═════ Data in this exercise ═════

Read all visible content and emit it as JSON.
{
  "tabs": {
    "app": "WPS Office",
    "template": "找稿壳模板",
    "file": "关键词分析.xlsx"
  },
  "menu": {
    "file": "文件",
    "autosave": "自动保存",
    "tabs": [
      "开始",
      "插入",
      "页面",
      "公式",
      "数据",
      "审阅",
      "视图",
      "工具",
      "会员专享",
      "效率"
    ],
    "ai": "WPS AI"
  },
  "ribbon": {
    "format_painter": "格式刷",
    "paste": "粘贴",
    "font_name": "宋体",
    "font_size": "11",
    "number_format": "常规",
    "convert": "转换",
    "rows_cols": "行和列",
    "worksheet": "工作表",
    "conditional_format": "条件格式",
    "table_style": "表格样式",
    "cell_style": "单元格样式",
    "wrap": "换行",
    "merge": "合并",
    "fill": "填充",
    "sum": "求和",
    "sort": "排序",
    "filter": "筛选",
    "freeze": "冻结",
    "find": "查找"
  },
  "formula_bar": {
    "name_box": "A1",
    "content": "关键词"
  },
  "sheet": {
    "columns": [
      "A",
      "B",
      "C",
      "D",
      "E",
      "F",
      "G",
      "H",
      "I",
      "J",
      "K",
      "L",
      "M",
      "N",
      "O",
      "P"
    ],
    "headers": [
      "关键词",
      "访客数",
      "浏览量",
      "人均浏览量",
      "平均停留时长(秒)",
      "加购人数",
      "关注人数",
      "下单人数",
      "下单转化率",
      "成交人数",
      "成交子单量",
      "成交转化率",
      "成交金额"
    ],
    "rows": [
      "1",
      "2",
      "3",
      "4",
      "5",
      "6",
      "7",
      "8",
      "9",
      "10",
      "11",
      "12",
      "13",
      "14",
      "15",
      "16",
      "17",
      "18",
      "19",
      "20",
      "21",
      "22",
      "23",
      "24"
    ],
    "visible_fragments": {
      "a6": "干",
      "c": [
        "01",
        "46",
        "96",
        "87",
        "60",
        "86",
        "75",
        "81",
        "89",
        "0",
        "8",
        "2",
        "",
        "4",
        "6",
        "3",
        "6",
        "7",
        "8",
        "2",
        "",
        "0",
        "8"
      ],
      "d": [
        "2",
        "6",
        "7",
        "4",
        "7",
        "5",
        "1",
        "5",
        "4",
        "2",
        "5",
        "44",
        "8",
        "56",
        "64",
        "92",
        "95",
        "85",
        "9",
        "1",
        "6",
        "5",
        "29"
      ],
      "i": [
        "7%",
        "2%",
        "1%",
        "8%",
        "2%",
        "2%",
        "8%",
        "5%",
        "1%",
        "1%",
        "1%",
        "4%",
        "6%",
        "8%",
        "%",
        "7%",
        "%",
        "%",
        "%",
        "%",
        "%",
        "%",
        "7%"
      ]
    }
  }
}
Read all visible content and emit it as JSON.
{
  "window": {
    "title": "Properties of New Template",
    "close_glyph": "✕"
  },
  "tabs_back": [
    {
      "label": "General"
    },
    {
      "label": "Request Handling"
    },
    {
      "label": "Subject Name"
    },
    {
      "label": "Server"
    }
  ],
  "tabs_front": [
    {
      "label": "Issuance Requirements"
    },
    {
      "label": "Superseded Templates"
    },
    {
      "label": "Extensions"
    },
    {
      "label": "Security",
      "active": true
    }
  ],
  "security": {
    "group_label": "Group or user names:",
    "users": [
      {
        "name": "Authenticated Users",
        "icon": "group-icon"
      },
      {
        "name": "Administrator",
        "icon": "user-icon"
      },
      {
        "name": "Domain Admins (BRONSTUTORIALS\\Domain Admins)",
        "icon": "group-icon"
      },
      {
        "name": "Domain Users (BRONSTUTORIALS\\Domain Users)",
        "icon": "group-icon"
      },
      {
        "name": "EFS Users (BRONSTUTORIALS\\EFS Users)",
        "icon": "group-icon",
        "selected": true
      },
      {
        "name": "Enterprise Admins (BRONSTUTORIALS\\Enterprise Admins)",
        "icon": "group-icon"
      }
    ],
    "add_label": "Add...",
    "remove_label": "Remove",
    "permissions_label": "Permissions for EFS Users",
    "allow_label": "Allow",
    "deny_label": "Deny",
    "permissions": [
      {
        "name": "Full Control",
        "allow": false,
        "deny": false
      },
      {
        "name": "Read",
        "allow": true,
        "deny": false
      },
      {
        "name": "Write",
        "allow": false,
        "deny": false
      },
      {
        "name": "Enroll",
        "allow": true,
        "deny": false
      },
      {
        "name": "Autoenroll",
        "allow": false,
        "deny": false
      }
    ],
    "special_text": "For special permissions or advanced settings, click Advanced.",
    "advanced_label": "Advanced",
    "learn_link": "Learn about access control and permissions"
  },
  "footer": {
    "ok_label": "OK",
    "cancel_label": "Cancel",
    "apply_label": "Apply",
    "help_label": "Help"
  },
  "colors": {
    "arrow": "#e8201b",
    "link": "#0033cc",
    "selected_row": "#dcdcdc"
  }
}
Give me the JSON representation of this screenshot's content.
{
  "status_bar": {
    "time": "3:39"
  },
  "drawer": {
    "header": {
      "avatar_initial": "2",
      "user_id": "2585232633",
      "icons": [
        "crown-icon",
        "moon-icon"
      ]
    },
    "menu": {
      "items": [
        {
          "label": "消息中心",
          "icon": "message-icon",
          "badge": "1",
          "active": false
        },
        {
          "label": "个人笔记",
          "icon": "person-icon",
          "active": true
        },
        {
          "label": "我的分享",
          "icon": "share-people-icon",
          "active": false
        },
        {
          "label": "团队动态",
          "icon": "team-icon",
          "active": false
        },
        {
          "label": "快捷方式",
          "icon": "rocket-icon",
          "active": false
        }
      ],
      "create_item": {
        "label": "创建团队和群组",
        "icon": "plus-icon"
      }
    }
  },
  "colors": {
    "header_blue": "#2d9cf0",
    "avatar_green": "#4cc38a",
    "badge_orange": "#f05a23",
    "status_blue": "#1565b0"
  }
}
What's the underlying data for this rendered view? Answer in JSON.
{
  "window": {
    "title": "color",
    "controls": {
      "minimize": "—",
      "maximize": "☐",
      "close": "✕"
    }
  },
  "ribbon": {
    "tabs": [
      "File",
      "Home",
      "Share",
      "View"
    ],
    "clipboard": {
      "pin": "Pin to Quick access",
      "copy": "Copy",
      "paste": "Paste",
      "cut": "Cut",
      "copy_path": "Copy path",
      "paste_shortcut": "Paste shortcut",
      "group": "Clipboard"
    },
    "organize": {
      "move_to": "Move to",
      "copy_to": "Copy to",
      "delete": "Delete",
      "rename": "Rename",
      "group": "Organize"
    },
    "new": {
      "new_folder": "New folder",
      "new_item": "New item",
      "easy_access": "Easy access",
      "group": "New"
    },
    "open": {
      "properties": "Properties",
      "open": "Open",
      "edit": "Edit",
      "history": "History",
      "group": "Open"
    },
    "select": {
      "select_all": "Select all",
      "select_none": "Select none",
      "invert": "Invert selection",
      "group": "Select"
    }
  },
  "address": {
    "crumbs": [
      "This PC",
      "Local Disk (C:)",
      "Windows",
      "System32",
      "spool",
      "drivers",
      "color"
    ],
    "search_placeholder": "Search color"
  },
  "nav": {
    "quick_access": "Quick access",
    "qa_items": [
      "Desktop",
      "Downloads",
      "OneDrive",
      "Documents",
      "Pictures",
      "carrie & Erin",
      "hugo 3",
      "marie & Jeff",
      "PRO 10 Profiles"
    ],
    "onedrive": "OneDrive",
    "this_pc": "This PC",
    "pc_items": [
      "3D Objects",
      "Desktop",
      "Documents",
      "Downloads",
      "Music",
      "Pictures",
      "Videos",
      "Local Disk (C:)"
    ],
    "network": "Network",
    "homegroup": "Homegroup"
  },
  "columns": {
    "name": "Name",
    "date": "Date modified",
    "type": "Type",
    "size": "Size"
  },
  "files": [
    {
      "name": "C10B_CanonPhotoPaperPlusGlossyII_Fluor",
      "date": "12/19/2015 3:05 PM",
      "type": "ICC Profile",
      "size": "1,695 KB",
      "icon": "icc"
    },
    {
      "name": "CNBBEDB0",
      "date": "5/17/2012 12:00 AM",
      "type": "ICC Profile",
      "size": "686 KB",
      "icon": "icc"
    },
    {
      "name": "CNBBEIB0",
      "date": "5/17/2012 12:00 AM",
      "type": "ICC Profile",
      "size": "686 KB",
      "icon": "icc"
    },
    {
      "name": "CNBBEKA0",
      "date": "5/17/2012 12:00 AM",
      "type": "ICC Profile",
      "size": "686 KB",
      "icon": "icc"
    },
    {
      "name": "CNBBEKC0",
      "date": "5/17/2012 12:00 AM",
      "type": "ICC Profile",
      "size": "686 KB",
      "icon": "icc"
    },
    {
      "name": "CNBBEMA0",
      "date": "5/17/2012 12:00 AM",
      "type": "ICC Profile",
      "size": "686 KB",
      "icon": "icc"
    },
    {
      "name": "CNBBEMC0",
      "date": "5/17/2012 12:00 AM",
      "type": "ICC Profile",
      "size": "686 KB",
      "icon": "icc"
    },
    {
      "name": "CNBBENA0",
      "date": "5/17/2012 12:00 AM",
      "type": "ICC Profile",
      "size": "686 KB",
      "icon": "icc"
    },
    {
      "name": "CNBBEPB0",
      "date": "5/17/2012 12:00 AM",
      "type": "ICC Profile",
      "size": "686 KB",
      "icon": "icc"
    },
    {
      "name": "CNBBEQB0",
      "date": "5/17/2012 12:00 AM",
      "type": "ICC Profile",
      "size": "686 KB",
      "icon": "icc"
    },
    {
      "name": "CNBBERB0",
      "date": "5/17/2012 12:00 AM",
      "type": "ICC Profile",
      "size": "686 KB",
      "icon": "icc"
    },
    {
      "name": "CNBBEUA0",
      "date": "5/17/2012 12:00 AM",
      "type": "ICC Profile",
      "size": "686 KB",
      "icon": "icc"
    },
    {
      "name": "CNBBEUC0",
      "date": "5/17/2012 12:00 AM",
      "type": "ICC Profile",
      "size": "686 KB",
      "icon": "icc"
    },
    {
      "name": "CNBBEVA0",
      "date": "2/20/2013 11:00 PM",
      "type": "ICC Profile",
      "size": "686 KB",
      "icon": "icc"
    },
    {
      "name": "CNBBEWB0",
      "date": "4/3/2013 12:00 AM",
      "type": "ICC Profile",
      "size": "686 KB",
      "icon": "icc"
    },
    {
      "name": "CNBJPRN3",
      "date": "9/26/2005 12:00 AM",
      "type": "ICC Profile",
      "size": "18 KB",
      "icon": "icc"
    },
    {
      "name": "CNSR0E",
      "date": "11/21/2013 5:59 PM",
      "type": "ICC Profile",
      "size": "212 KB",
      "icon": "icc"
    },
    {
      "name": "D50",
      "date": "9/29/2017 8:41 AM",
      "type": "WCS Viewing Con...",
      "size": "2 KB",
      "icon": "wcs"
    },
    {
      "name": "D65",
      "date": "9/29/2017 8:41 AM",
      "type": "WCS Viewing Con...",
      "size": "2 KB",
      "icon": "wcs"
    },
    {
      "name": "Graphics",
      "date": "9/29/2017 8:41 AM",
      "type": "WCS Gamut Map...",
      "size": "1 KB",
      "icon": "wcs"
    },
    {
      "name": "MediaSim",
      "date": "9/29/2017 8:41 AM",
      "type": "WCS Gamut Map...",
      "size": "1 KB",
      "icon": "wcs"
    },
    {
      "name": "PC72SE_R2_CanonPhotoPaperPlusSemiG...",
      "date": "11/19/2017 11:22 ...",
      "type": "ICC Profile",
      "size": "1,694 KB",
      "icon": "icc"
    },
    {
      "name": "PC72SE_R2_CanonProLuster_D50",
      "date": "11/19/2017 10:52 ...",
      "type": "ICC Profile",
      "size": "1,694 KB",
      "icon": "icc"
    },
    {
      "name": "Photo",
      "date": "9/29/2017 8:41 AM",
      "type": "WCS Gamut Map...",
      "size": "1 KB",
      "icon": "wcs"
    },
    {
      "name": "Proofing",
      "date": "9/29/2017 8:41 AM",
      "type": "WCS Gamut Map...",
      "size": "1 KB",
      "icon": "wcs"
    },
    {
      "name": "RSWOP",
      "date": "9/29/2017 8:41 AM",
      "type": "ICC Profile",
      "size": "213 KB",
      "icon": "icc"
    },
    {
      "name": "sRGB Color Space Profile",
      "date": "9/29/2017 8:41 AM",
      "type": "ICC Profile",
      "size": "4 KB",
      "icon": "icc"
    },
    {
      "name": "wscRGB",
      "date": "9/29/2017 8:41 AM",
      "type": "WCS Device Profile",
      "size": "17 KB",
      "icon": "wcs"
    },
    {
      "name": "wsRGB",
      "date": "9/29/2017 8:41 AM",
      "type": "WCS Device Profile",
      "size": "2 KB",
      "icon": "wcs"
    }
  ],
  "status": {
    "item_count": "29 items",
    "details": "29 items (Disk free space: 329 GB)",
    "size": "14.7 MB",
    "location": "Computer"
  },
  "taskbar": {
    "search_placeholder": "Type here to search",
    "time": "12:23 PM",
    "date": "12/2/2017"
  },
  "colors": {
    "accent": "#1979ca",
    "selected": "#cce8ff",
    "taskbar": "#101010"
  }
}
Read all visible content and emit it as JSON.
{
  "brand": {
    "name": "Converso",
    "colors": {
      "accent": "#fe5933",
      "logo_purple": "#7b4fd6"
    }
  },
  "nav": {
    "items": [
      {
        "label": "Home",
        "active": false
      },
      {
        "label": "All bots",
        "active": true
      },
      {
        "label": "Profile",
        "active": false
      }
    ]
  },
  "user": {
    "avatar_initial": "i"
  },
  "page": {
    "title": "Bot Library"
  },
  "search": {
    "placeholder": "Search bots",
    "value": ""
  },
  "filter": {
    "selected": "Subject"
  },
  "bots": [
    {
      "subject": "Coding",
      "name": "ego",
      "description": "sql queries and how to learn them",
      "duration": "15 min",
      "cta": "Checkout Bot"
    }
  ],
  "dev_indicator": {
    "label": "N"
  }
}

═════

→ **Exercise**
Report every line in the data above in which the word "true" appears.

→ **Full output**
      "active": true
        "selected": true
        "allow": true,
        "allow": true,
          "active": true
        "active": true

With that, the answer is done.